■ Record excerpts
***

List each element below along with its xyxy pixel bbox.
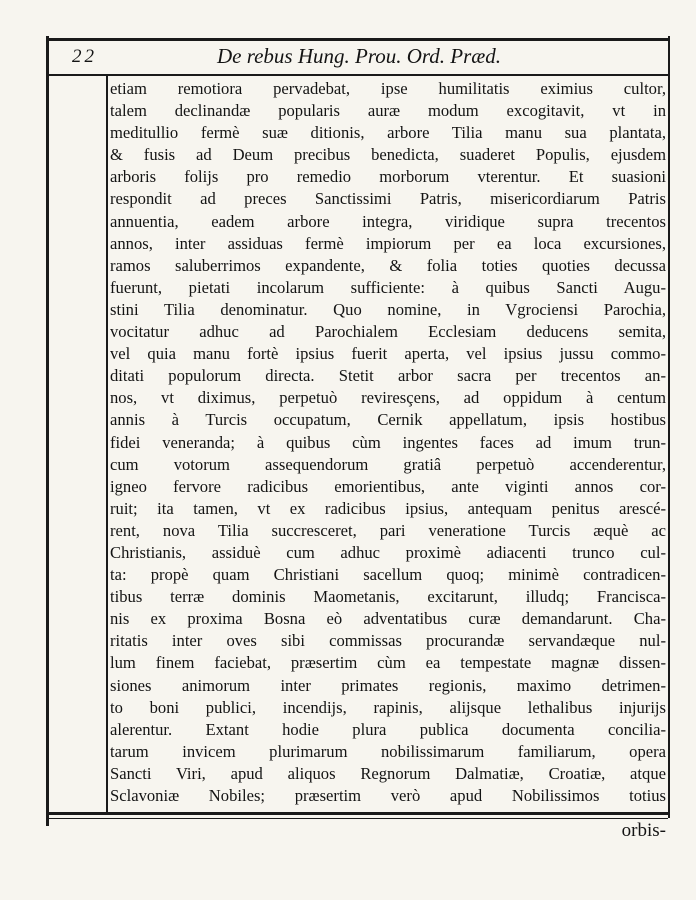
text-line: igneo fervore radicibus emorientibus, ante viginti annos cor-: [110, 476, 666, 496]
left-border-rule: [46, 36, 49, 826]
text-line: tibus terræ dominis Maometanis, excitarunt, illudq; Francisca-: [110, 587, 666, 607]
text-line: lum finem faciebat, præsertim cùm ea tempestate magnæ dissen-: [110, 653, 666, 673]
text-line: meditullio fermè suæ ditionis, arbore Tilia manu sua plantata,: [110, 123, 666, 143]
text-line: Christianis, assiduè cum adhuc proximè adiacenti trunco cul-: [110, 542, 666, 562]
text-line: ramos saluberrimos expandente, & folia toties quoties decussa: [110, 255, 666, 275]
bottom-thin-rule: [48, 818, 668, 819]
text-line: rent, nova Tilia succresceret, pari veneratione Turcis æquè ac: [110, 520, 666, 540]
bottom-border-rule: [48, 812, 668, 815]
text-line: nos, vt diximus, perpetuò reviresçens, ad oppidum à centum: [110, 388, 666, 408]
text-line: talem declinandæ popularis auræ modum excogitavit, vt in: [110, 101, 666, 121]
inner-margin-rule: [106, 76, 108, 812]
text-line: Sancti Viri, apud aliquos Regnorum Dalmatiæ, Croatiæ, atque: [110, 763, 666, 783]
text-line: ta: propè quam Christiani sacellum quoq; minimè contradicen-: [110, 565, 666, 585]
text-line: fuerunt, pietati incolarum sufficiente: à quibus Sancti Augu-: [110, 277, 666, 297]
right-border-rule: [668, 36, 670, 818]
text-line: nis ex proxima Bosna eò adventatibus curæ demandarunt. Cha-: [110, 609, 666, 629]
text-line: respondit ad preces Sanctissimi Patris, misericordiarum Patris: [110, 189, 666, 209]
text-line: vocitatur adhuc ad Parochialem Ecclesiam deducens semita,: [110, 322, 666, 342]
body-text: [110, 78, 666, 807]
page-header: [56, 40, 662, 72]
text-line: & fusis ad Deum precibus benedicta, suaderet Populis, ejusdem: [110, 145, 666, 165]
text-line: etiam remotiora pervadebat, ipse humilitatis eximius cultor,: [110, 79, 666, 98]
text-line: annis à Turcis occupatum, Cernik appellatum, ipsis hostibus: [110, 410, 666, 430]
text-line: stini Tilia denominatur. Quo nomine, in Vgrociensi Parochia,: [110, 299, 666, 319]
text-line: cum votorum assequendorum gratiâ perpetuò accenderentur,: [110, 454, 666, 474]
text-line: ritatis inter oves sibi commissas procurandæ servandæque nul-: [110, 631, 666, 651]
text-line: ditati populorum directa. Stetit arbor sacra per trecentos an-: [110, 366, 666, 386]
catchword: orbis-: [621, 820, 666, 841]
text-line: annos, inter assiduas fermè impiorum per ea loca excursiones,: [110, 233, 666, 253]
text-line: annuentia, eadem arbore integra, viridique supra trecentos: [110, 211, 666, 231]
running-title: De rebus Hung. Prou. Ord. Præd.: [216, 44, 502, 68]
text-line: to boni publici, incendijs, rapinis, alijsque lethalibus injurijs: [110, 697, 666, 717]
page-number: 22: [72, 46, 97, 67]
text-line: siones animorum inter primates regionis, maximo detrimen-: [110, 675, 666, 695]
text-line: ruit; ita tamen, vt ex radicibus ipsius, antequam penitus arescé-: [110, 498, 666, 518]
header-rule: [48, 74, 668, 76]
text-line: vel quia manu fortè ipsius fuerit aperta, vel ipsius jussu commo-: [110, 344, 666, 364]
text-line: tarum invicem plurimarum nobilissimarum familiarum, opera: [110, 741, 666, 761]
text-line: arboris folijs pro remedio morborum vterentur. Et suasioni: [110, 167, 666, 187]
text-line: fidei veneranda; à quibus cùm ingentes faces ad imum trun-: [110, 432, 666, 452]
text-line: alerentur. Extant hodie plura publica documenta concilia-: [110, 719, 666, 739]
text-line: Sclavoniæ Nobiles; præsertim verò apud Nobilissimos totius: [110, 786, 666, 805]
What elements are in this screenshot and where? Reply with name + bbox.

***

■ Goal
Quote every line of the records above word for word, and leave the pictures out of your answer.

■ Problem solution
List each element below along with its xyxy pixel bbox.
text-line: igneo fervore radicibus emorientibus, ante viginti annos cor-: [110, 476, 666, 496]
left-border-rule: [46, 36, 49, 826]
text-line: tibus terræ dominis Maometanis, excitarunt, illudq; Francisca-: [110, 587, 666, 607]
text-line: lum finem faciebat, præsertim cùm ea tempestate magnæ dissen-: [110, 653, 666, 673]
text-line: meditullio fermè suæ ditionis, arbore Tilia manu sua plantata,: [110, 123, 666, 143]
text-line: Christianis, assiduè cum adhuc proximè adiacenti trunco cul-: [110, 542, 666, 562]
text-line: ramos saluberrimos expandente, & folia toties quoties decussa: [110, 255, 666, 275]
bottom-thin-rule: [48, 818, 668, 819]
text-line: rent, nova Tilia succresceret, pari veneratione Turcis æquè ac: [110, 520, 666, 540]
bottom-border-rule: [48, 812, 668, 815]
text-line: nos, vt diximus, perpetuò reviresçens, ad oppidum à centum: [110, 388, 666, 408]
text-line: talem declinandæ popularis auræ modum excogitavit, vt in: [110, 101, 666, 121]
inner-margin-rule: [106, 76, 108, 812]
text-line: Sancti Viri, apud aliquos Regnorum Dalmatiæ, Croatiæ, atque: [110, 763, 666, 783]
text-line: ta: propè quam Christiani sacellum quoq; minimè contradicen-: [110, 565, 666, 585]
text-line: fuerunt, pietati incolarum sufficiente: à quibus Sancti Augu-: [110, 277, 666, 297]
right-border-rule: [668, 36, 670, 818]
text-line: nis ex proxima Bosna eò adventatibus curæ demandarunt. Cha-: [110, 609, 666, 629]
text-line: respondit ad preces Sanctissimi Patris, misericordiarum Patris: [110, 189, 666, 209]
text-line: vocitatur adhuc ad Parochialem Ecclesiam deducens semita,: [110, 322, 666, 342]
body-text: [110, 78, 666, 807]
page-header: [56, 40, 662, 72]
text-line: & fusis ad Deum precibus benedicta, suaderet Populis, ejusdem: [110, 145, 666, 165]
text-line: etiam remotiora pervadebat, ipse humilitatis eximius cultor,: [110, 79, 666, 98]
text-line: annis à Turcis occupatum, Cernik appellatum, ipsis hostibus: [110, 410, 666, 430]
text-line: stini Tilia denominatur. Quo nomine, in Vgrociensi Parochia,: [110, 299, 666, 319]
text-line: cum votorum assequendorum gratiâ perpetuò accenderentur,: [110, 454, 666, 474]
text-line: ritatis inter oves sibi commissas procurandæ servandæque nul-: [110, 631, 666, 651]
text-line: ditati populorum directa. Stetit arbor sacra per trecentos an-: [110, 366, 666, 386]
catchword: orbis-: [621, 820, 666, 841]
text-line: annos, inter assiduas fermè impiorum per ea loca excursiones,: [110, 233, 666, 253]
text-line: annuentia, eadem arbore integra, viridique supra trecentos: [110, 211, 666, 231]
running-title: De rebus Hung. Prou. Ord. Præd.: [216, 44, 502, 68]
text-line: to boni publici, incendijs, rapinis, alijsque lethalibus injurijs: [110, 697, 666, 717]
page-number: 22: [72, 46, 97, 67]
text-line: siones animorum inter primates regionis, maximo detrimen-: [110, 675, 666, 695]
text-line: ruit; ita tamen, vt ex radicibus ipsius, antequam penitus arescé-: [110, 498, 666, 518]
header-rule: [48, 74, 668, 76]
text-line: vel quia manu fortè ipsius fuerit aperta, vel ipsius jussu commo-: [110, 344, 666, 364]
text-line: tarum invicem plurimarum nobilissimarum familiarum, opera: [110, 741, 666, 761]
text-line: arboris folijs pro remedio morborum vterentur. Et suasioni: [110, 167, 666, 187]
text-line: fidei veneranda; à quibus cùm ingentes faces ad imum trun-: [110, 432, 666, 452]
text-line: alerentur. Extant hodie plura publica documenta concilia-: [110, 719, 666, 739]
text-line: Sclavoniæ Nobiles; præsertim verò apud Nobilissimos totius: [110, 786, 666, 805]
What elements are in this screenshot and where? Reply with name + bbox.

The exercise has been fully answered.